--- Begin Material to process ---
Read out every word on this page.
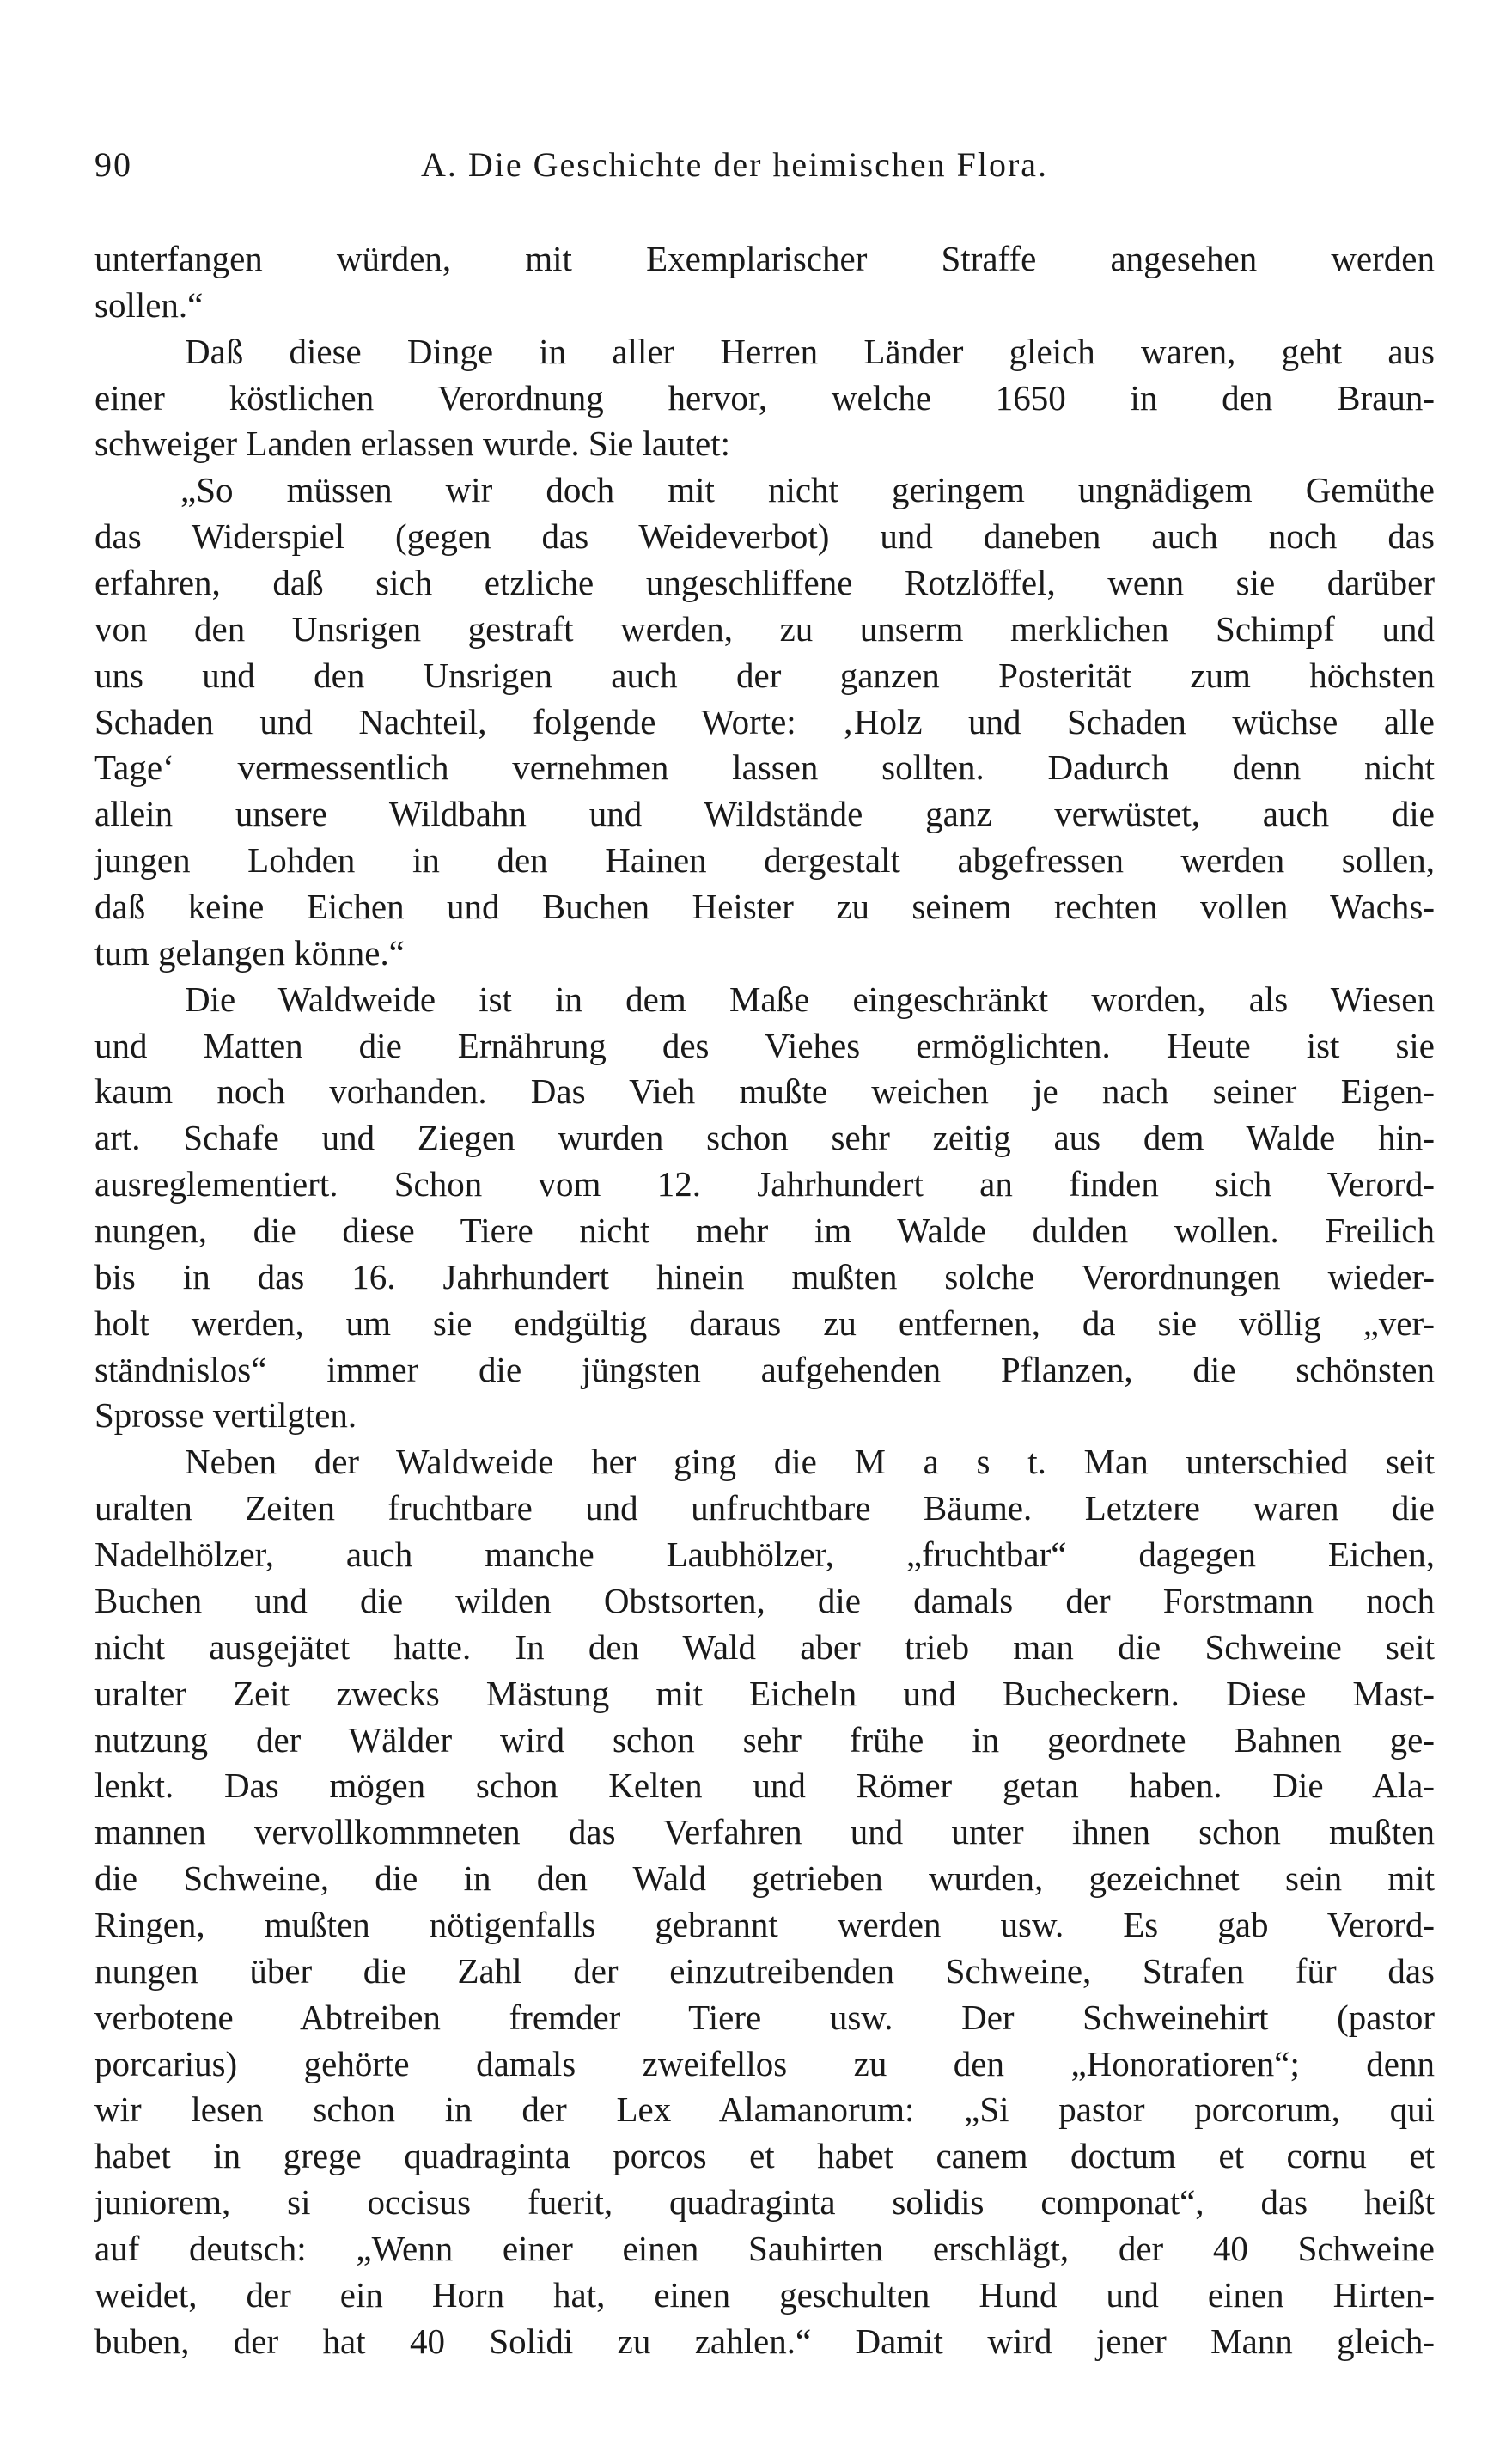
90	A. Die Geschichte der heimischen Flora.
unterfangen würden, mit Exemplarischer Straffe angesehen werden
sollen.“
Daß diese Dinge in aller Herren Länder gleich waren, geht aus
einer köstlichen Verordnung hervor, welche 1650 in den Braun-
schweiger Landen erlassen wurde. Sie lautet:
„So müssen wir doch mit nicht geringem ungnädigem Gemüthe
das Widerspiel (gegen das Weideverbot) und daneben auch noch das
erfahren, daß sich etzliche ungeschliffene Rotzlöffel, wenn sie darüber
von den Unsrigen gestraft werden, zu unserm merklichen Schimpf und
uns und den Unsrigen auch der ganzen Posterität zum höchsten
Schaden und Nachteil, folgende Worte: ‚Holz und Schaden wüchse alle
Tage‘ vermessentlich vernehmen lassen sollten. Dadurch denn nicht
allein unsere Wildbahn und Wildstände ganz verwüstet, auch die
jungen Lohden in den Hainen dergestalt abgefressen werden sollen,
daß keine Eichen und Buchen Heister zu seinem rechten vollen Wachs-
tum gelangen könne.“
Die Waldweide ist in dem Maße eingeschränkt worden, als Wiesen
und Matten die Ernährung des Viehes ermöglichten. Heute ist sie
kaum noch vorhanden. Das Vieh mußte weichen je nach seiner Eigen-
art. Schafe und Ziegen wurden schon sehr zeitig aus dem Walde hin-
ausreglementiert. Schon vom 12. Jahrhundert an finden sich Verord-
nungen, die diese Tiere nicht mehr im Walde dulden wollen. Freilich
bis in das 16. Jahrhundert hinein mußten solche Verordnungen wieder-
holt werden, um sie endgültig daraus zu entfernen, da sie völlig „ver-
ständnislos“ immer die jüngsten aufgehenden Pflanzen, die schönsten
Sprosse vertilgten.
Neben der Waldweide her ging die M a s t. Man unterschied seit
uralten Zeiten fruchtbare und unfruchtbare Bäume. Letztere waren die
Nadelhölzer, auch manche Laubhölzer, „fruchtbar“ dagegen Eichen,
Buchen und die wilden Obstsorten, die damals der Forstmann noch
nicht ausgejätet hatte. In den Wald aber trieb man die Schweine seit
uralter Zeit zwecks Mästung mit Eicheln und Bucheckern. Diese Mast-
nutzung der Wälder wird schon sehr frühe in geordnete Bahnen ge-
lenkt. Das mögen schon Kelten und Römer getan haben. Die Ala-
mannen vervollkommneten das Verfahren und unter ihnen schon mußten
die Schweine, die in den Wald getrieben wurden, gezeichnet sein mit
Ringen, mußten nötigenfalls gebrannt werden usw. Es gab Verord-
nungen über die Zahl der einzutreibenden Schweine, Strafen für das
verbotene Abtreiben fremder Tiere usw. Der Schweinehirt (pastor
porcarius) gehörte damals zweifellos zu den „Honoratioren“; denn
wir lesen schon in der Lex Alamanorum: „Si pastor porcorum, qui
habet in grege quadraginta porcos et habet canem doctum et cornu et
juniorem, si occisus fuerit, quadraginta solidis componat“, das heißt
auf deutsch: „Wenn einer einen Sauhirten erschlägt, der 40 Schweine
weidet, der ein Horn hat, einen geschulten Hund und einen Hirten-
buben, der hat 40 Solidi zu zahlen.“ Damit wird jener Mann gleich-
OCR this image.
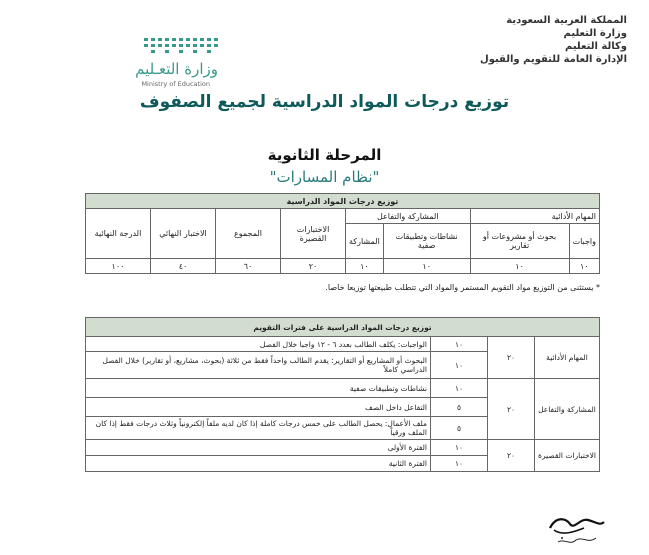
المملكة العربية السعودية
وزارة التعليم
وكالة التعليم
الإدارة العامة للتقويم والقبول
وزارة التعـليم
Ministry of Education
توزيع درجات المواد الدراسية لجميع الصفوف
المرحلة الثانوية
"نظام المسارات"
توزيع درجات المواد الدراسية							
المهام الأدائية		المشاركة والتفاعل		الاختبارات القصيرة	المجموع	الاختبار النهائي	الدرجة النهائية
واجبات	بحوث أو مشروعات أو تقارير	نشاطات وتطبيقات صفية	المشاركة				
١٠	١٠	١٠	١٠	٢٠	٦٠	٤٠	١٠٠
* يستثنى من التوزيع مواد التقويم المستمر والمواد التي تتطلب طبيعتها توزيعا خاصا.
توزيع درجات المواد الدراسية على فترات التقويم			
المهام الأدائية	٢٠	١٠	الواجبات: يكلف الطالب بعدد ٦ - ١٢ واجبا خلال الفصل
		١٠	البحوث أو المشاريع أو التقارير: يقدم الطالب واحداً فقط من ثلاثة (بحوث، مشاريع، أو تقارير) خلال الفصل الدراسي كاملاً
المشاركة والتفاعل	٢٠	١٠	نشاطات وتطبيقات صفية
		٥	التفاعل داخل الصف
		٥	ملف الأعمال: يحصل الطالب على خمس درجات كاملة إذا كان لديه ملفاً إلكترونياً وثلاث درجات فقط إذا كان الملف ورقياً
الاختبارات القصيرة	٢٠	١٠	الفترة الأولى
		١٠	الفترة الثانية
--- End Material to process ---
> **What the exercise asks**
Transcribe all of the records above character for character. Exclude the pictures.

> **Result of this task**
Read out every word on this page.
90	A. Die Geschichte der heimischen Flora.
unterfangen würden, mit Exemplarischer Straffe angesehen werden
sollen.“
Daß diese Dinge in aller Herren Länder gleich waren, geht aus
einer köstlichen Verordnung hervor, welche 1650 in den Braun-
schweiger Landen erlassen wurde. Sie lautet:
„So müssen wir doch mit nicht geringem ungnädigem Gemüthe
das Widerspiel (gegen das Weideverbot) und daneben auch noch das
erfahren, daß sich etzliche ungeschliffene Rotzlöffel, wenn sie darüber
von den Unsrigen gestraft werden, zu unserm merklichen Schimpf und
uns und den Unsrigen auch der ganzen Posterität zum höchsten
Schaden und Nachteil, folgende Worte: ‚Holz und Schaden wüchse alle
Tage‘ vermessentlich vernehmen lassen sollten. Dadurch denn nicht
allein unsere Wildbahn und Wildstände ganz verwüstet, auch die
jungen Lohden in den Hainen dergestalt abgefressen werden sollen,
daß keine Eichen und Buchen Heister zu seinem rechten vollen Wachs-
tum gelangen könne.“
Die Waldweide ist in dem Maße eingeschränkt worden, als Wiesen
und Matten die Ernährung des Viehes ermöglichten. Heute ist sie
kaum noch vorhanden. Das Vieh mußte weichen je nach seiner Eigen-
art. Schafe und Ziegen wurden schon sehr zeitig aus dem Walde hin-
ausreglementiert. Schon vom 12. Jahrhundert an finden sich Verord-
nungen, die diese Tiere nicht mehr im Walde dulden wollen. Freilich
bis in das 16. Jahrhundert hinein mußten solche Verordnungen wieder-
holt werden, um sie endgültig daraus zu entfernen, da sie völlig „ver-
ständnislos“ immer die jüngsten aufgehenden Pflanzen, die schönsten
Sprosse vertilgten.
Neben der Waldweide her ging die M a s t. Man unterschied seit
uralten Zeiten fruchtbare und unfruchtbare Bäume. Letztere waren die
Nadelhölzer, auch manche Laubhölzer, „fruchtbar“ dagegen Eichen,
Buchen und die wilden Obstsorten, die damals der Forstmann noch
nicht ausgejätet hatte. In den Wald aber trieb man die Schweine seit
uralter Zeit zwecks Mästung mit Eicheln und Bucheckern. Diese Mast-
nutzung der Wälder wird schon sehr frühe in geordnete Bahnen ge-
lenkt. Das mögen schon Kelten und Römer getan haben. Die Ala-
mannen vervollkommneten das Verfahren und unter ihnen schon mußten
die Schweine, die in den Wald getrieben wurden, gezeichnet sein mit
Ringen, mußten nötigenfalls gebrannt werden usw. Es gab Verord-
nungen über die Zahl der einzutreibenden Schweine, Strafen für das
verbotene Abtreiben fremder Tiere usw. Der Schweinehirt (pastor
porcarius) gehörte damals zweifellos zu den „Honoratioren“; denn
wir lesen schon in der Lex Alamanorum: „Si pastor porcorum, qui
habet in grege quadraginta porcos et habet canem doctum et cornu et
juniorem, si occisus fuerit, quadraginta solidis componat“, das heißt
auf deutsch: „Wenn einer einen Sauhirten erschlägt, der 40 Schweine
weidet, der ein Horn hat, einen geschulten Hund und einen Hirten-
buben, der hat 40 Solidi zu zahlen.“ Damit wird jener Mann gleich-
OCR this image.
المملكة العربية السعودية
وزارة التعليم
وكالة التعليم
الإدارة العامة للتقويم والقبول
وزارة التعـليم
Ministry of Education
توزيع درجات المواد الدراسية لجميع الصفوف
المرحلة الثانوية
"نظام المسارات"
توزيع درجات المواد الدراسية							
المهام الأدائية		المشاركة والتفاعل		الاختبارات القصيرة	المجموع	الاختبار النهائي	الدرجة النهائية
واجبات	بحوث أو مشروعات أو تقارير	نشاطات وتطبيقات صفية	المشاركة				
١٠	١٠	١٠	١٠	٢٠	٦٠	٤٠	١٠٠
* يستثنى من التوزيع مواد التقويم المستمر والمواد التي تتطلب طبيعتها توزيعا خاصا.
توزيع درجات المواد الدراسية على فترات التقويم			
المهام الأدائية	٢٠	١٠	الواجبات: يكلف الطالب بعدد ٦ - ١٢ واجبا خلال الفصل
		١٠	البحوث أو المشاريع أو التقارير: يقدم الطالب واحداً فقط من ثلاثة (بحوث، مشاريع، أو تقارير) خلال الفصل الدراسي كاملاً
المشاركة والتفاعل	٢٠	١٠	نشاطات وتطبيقات صفية
		٥	التفاعل داخل الصف
		٥	ملف الأعمال: يحصل الطالب على خمس درجات كاملة إذا كان لديه ملفاً إلكترونياً وثلاث درجات فقط إذا كان الملف ورقياً
الاختبارات القصيرة	٢٠	١٠	الفترة الأولى
		١٠	الفترة الثانية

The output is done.